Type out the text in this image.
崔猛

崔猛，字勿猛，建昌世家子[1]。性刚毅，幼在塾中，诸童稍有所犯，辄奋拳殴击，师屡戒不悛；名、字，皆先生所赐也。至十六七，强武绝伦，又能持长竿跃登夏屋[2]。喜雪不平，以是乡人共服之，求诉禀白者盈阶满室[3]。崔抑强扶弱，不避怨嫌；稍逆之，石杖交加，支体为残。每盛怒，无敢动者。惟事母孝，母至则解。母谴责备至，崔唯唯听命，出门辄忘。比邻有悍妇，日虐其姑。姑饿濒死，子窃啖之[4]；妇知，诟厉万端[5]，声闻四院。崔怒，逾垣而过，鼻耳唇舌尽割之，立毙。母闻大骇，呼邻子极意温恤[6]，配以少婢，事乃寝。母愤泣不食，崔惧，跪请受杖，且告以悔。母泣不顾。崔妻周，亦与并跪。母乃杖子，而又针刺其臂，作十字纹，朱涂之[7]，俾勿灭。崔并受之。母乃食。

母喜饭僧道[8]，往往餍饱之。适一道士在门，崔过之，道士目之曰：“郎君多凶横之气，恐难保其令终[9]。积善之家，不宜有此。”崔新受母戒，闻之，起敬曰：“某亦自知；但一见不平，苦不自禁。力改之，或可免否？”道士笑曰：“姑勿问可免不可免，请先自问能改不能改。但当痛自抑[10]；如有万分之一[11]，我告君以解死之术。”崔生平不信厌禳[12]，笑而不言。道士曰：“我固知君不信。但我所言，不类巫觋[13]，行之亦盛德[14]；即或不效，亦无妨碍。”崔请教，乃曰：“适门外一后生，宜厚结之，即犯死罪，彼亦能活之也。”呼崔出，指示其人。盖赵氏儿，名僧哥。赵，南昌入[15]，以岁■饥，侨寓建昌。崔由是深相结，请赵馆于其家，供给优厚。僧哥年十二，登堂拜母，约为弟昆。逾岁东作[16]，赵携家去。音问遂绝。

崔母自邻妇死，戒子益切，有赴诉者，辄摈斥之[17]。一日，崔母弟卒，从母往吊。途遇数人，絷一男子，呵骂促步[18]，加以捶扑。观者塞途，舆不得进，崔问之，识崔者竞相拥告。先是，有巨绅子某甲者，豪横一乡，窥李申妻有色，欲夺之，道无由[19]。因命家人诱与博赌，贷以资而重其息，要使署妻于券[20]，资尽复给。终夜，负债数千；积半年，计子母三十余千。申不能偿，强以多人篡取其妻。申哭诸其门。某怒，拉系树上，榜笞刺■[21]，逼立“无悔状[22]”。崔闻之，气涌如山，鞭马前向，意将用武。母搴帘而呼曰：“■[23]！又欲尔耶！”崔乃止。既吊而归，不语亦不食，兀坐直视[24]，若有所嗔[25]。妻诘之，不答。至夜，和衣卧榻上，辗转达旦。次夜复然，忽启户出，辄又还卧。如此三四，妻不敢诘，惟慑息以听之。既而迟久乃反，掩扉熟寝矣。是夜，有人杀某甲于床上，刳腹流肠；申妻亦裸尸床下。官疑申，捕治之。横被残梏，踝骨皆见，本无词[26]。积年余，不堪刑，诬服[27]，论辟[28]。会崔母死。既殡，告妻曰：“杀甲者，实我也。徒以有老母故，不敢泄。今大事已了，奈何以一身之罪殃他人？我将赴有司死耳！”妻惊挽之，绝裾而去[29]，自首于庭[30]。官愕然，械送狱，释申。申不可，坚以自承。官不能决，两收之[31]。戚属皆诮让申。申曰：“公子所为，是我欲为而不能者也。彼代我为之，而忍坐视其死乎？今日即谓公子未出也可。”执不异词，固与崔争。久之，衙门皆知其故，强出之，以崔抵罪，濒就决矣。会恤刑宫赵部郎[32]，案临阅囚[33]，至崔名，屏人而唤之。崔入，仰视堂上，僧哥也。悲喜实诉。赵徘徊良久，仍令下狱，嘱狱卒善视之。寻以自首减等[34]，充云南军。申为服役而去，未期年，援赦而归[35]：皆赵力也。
—————
Description of the task. Retype the records that precede this task, keeping them exactly the same.

Response.
Type out the text in this image.
崔猛

崔猛，字勿猛，建昌世家子[1]。性刚毅，幼在塾中，诸童稍有所犯，辄奋拳殴击，师屡戒不悛；名、字，皆先生所赐也。至十六七，强武绝伦，又能持长竿跃登夏屋[2]。喜雪不平，以是乡人共服之，求诉禀白者盈阶满室[3]。崔抑强扶弱，不避怨嫌；稍逆之，石杖交加，支体为残。每盛怒，无敢动者。惟事母孝，母至则解。母谴责备至，崔唯唯听命，出门辄忘。比邻有悍妇，日虐其姑。姑饿濒死，子窃啖之[4]；妇知，诟厉万端[5]，声闻四院。崔怒，逾垣而过，鼻耳唇舌尽割之，立毙。母闻大骇，呼邻子极意温恤[6]，配以少婢，事乃寝。母愤泣不食，崔惧，跪请受杖，且告以悔。母泣不顾。崔妻周，亦与并跪。母乃杖子，而又针刺其臂，作十字纹，朱涂之[7]，俾勿灭。崔并受之。母乃食。

母喜饭僧道[8]，往往餍饱之。适一道士在门，崔过之，道士目之曰：“郎君多凶横之气，恐难保其令终[9]。积善之家，不宜有此。”崔新受母戒，闻之，起敬曰：“某亦自知；但一见不平，苦不自禁。力改之，或可免否？”道士笑曰：“姑勿问可免不可免，请先自问能改不能改。但当痛自抑[10]；如有万分之一[11]，我告君以解死之术。”崔生平不信厌禳[12]，笑而不言。道士曰：“我固知君不信。但我所言，不类巫觋[13]，行之亦盛德[14]；即或不效，亦无妨碍。”崔请教，乃曰：“适门外一后生，宜厚结之，即犯死罪，彼亦能活之也。”呼崔出，指示其人。盖赵氏儿，名僧哥。赵，南昌入[15]，以岁■饥，侨寓建昌。崔由是深相结，请赵馆于其家，供给优厚。僧哥年十二，登堂拜母，约为弟昆。逾岁东作[16]，赵携家去。音问遂绝。

崔母自邻妇死，戒子益切，有赴诉者，辄摈斥之[17]。一日，崔母弟卒，从母往吊。途遇数人，絷一男子，呵骂促步[18]，加以捶扑。观者塞途，舆不得进，崔问之，识崔者竞相拥告。先是，有巨绅子某甲者，豪横一乡，窥李申妻有色，欲夺之，道无由[19]。因命家人诱与博赌，贷以资而重其息，要使署妻于券[20]，资尽复给。终夜，负债数千；积半年，计子母三十余千。申不能偿，强以多人篡取其妻。申哭诸其门。某怒，拉系树上，榜笞刺■[21]，逼立“无悔状[22]”。崔闻之，气涌如山，鞭马前向，意将用武。母搴帘而呼曰：“■[23]！又欲尔耶！”崔乃止。既吊而归，不语亦不食，兀坐直视[24]，若有所嗔[25]。妻诘之，不答。至夜，和衣卧榻上，辗转达旦。次夜复然，忽启户出，辄又还卧。如此三四，妻不敢诘，惟慑息以听之。既而迟久乃反，掩扉熟寝矣。是夜，有人杀某甲于床上，刳腹流肠；申妻亦裸尸床下。官疑申，捕治之。横被残梏，踝骨皆见，本无词[26]。积年余，不堪刑，诬服[27]，论辟[28]。会崔母死。既殡，告妻曰：“杀甲者，实我也。徒以有老母故，不敢泄。今大事已了，奈何以一身之罪殃他人？我将赴有司死耳！”妻惊挽之，绝裾而去[29]，自首于庭[30]。官愕然，械送狱，释申。申不可，坚以自承。官不能决，两收之[31]。戚属皆诮让申。申曰：“公子所为，是我欲为而不能者也。彼代我为之，而忍坐视其死乎？今日即谓公子未出也可。”执不异词，固与崔争。久之，衙门皆知其故，强出之，以崔抵罪，濒就决矣。会恤刑宫赵部郎[32]，案临阅囚[33]，至崔名，屏人而唤之。崔入，仰视堂上，僧哥也。悲喜实诉。赵徘徊良久，仍令下狱，嘱狱卒善视之。寻以自首减等[34]，充云南军。申为服役而去，未期年，援赦而归[35]：皆赵力也。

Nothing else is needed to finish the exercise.